## Exercise goal
Repeat verbatim each line from the line with "Extract all readable text from this page." to the end of the entries. Pictures do not belong in the copy.

++++++++++++++++++++

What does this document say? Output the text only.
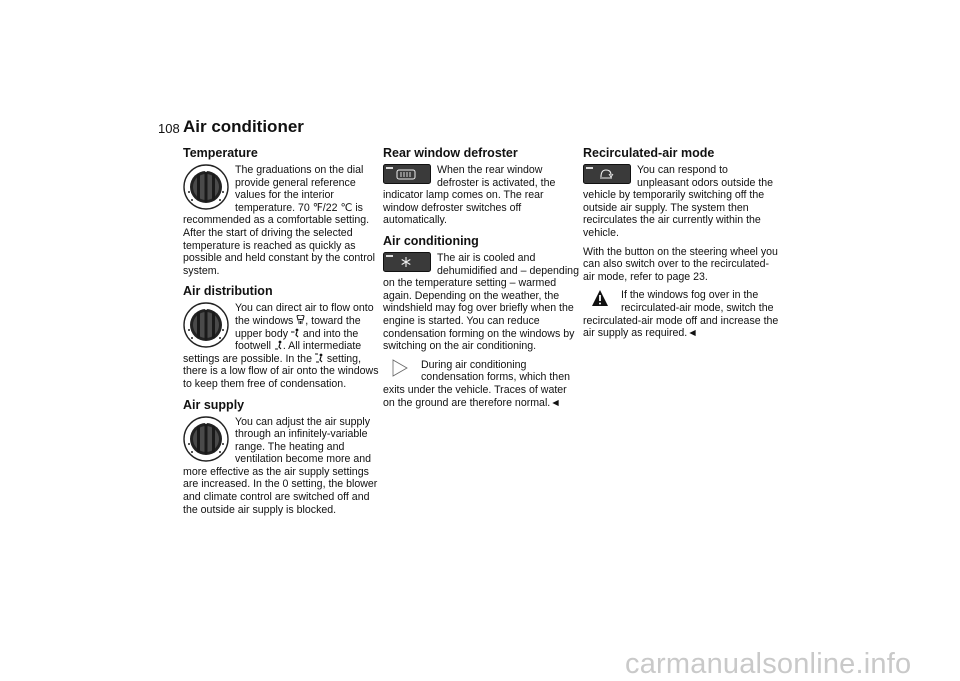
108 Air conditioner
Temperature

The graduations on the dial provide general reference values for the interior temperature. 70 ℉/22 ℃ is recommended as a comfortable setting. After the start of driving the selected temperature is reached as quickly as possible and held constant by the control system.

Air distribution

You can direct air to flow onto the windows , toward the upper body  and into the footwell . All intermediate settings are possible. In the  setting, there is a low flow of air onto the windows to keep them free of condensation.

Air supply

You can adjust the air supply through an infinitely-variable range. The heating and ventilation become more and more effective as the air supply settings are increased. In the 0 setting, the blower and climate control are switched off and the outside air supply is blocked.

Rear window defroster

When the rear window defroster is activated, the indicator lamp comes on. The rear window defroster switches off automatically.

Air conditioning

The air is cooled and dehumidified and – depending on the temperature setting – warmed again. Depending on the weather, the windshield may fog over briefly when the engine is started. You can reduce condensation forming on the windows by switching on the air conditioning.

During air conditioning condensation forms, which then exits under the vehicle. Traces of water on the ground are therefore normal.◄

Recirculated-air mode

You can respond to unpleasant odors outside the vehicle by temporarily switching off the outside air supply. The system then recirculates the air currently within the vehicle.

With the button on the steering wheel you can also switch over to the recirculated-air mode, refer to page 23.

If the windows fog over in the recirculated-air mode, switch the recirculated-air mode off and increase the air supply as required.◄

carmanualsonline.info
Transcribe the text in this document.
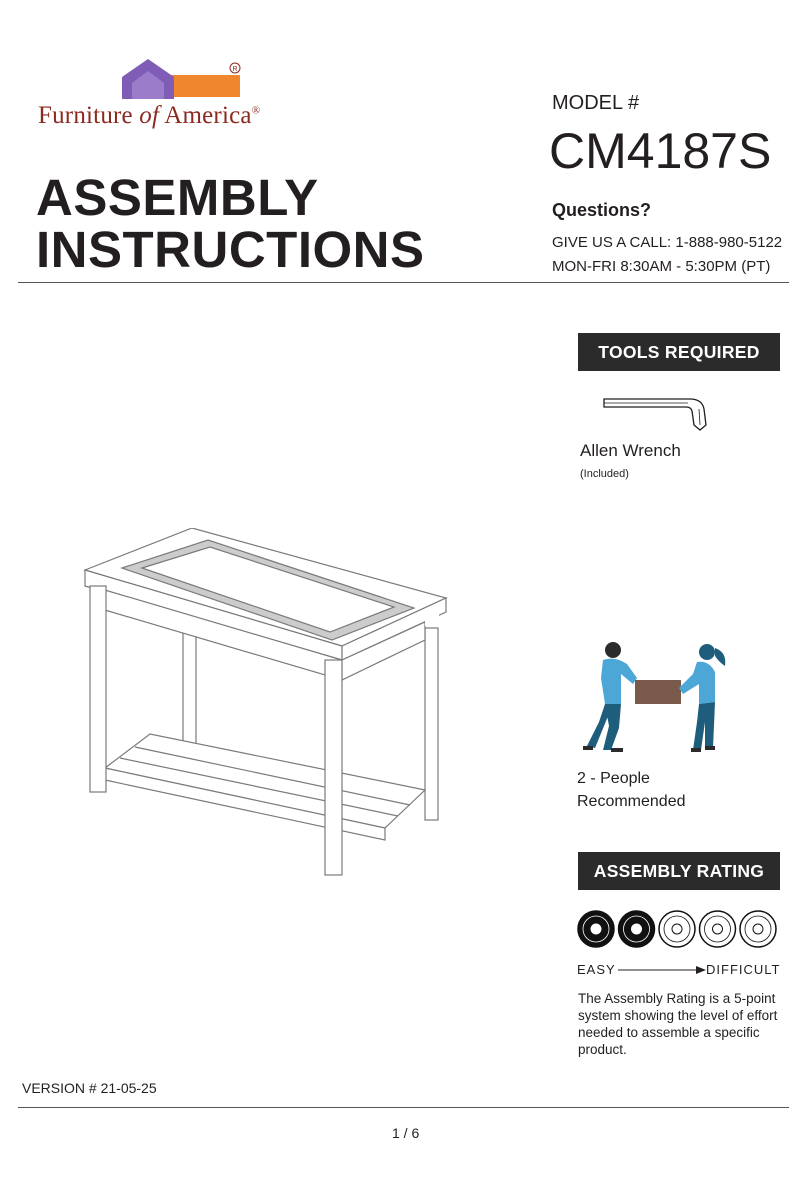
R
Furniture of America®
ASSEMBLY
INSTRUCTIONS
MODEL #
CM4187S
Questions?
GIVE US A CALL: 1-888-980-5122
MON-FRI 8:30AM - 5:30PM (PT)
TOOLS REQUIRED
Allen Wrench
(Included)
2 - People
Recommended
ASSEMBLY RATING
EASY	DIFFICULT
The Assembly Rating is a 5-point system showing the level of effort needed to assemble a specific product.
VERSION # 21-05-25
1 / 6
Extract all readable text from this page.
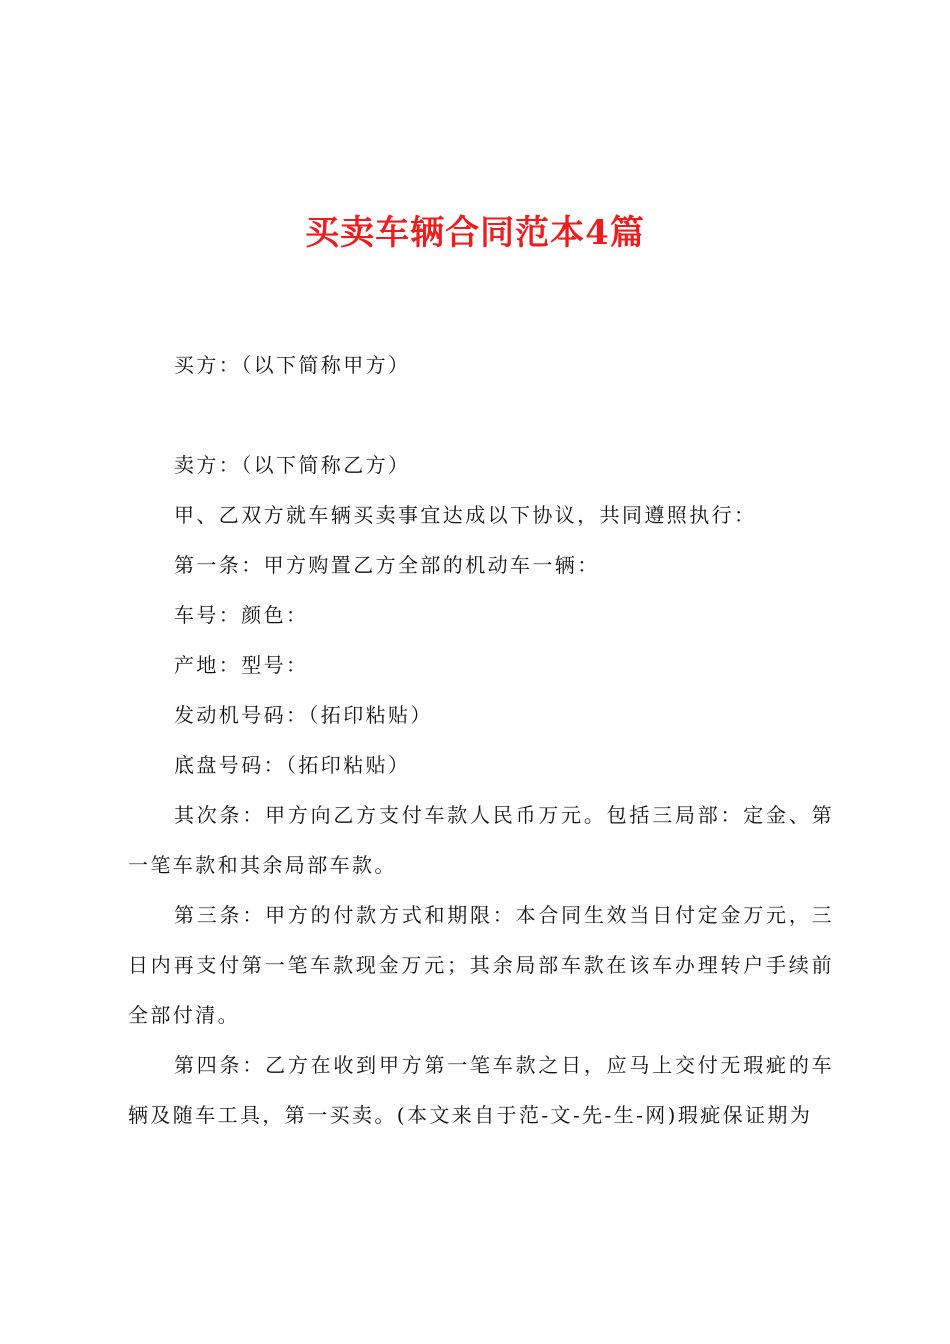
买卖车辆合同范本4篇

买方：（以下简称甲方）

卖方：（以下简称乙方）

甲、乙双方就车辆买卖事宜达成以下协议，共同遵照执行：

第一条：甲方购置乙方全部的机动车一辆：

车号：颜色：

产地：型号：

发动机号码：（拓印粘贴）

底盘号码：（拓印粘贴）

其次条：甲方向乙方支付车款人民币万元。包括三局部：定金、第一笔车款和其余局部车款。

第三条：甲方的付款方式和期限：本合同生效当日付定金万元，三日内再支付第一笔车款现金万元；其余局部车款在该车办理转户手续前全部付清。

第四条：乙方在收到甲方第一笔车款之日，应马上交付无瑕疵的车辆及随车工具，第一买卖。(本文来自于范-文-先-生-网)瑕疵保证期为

++++++++++++++++++++

## Task solution
Extract all readable text from this page.
买卖车辆合同范本4篇

买方：（以下简称甲方）

卖方：（以下简称乙方）

甲、乙双方就车辆买卖事宜达成以下协议，共同遵照执行：

第一条：甲方购置乙方全部的机动车一辆：

车号：颜色：

产地：型号：

发动机号码：（拓印粘贴）

底盘号码：（拓印粘贴）

其次条：甲方向乙方支付车款人民币万元。包括三局部：定金、第一笔车款和其余局部车款。

第三条：甲方的付款方式和期限：本合同生效当日付定金万元，三日内再支付第一笔车款现金万元；其余局部车款在该车办理转户手续前全部付清。

第四条：乙方在收到甲方第一笔车款之日，应马上交付无瑕疵的车辆及随车工具，第一买卖。(本文来自于范-文-先-生-网)瑕疵保证期为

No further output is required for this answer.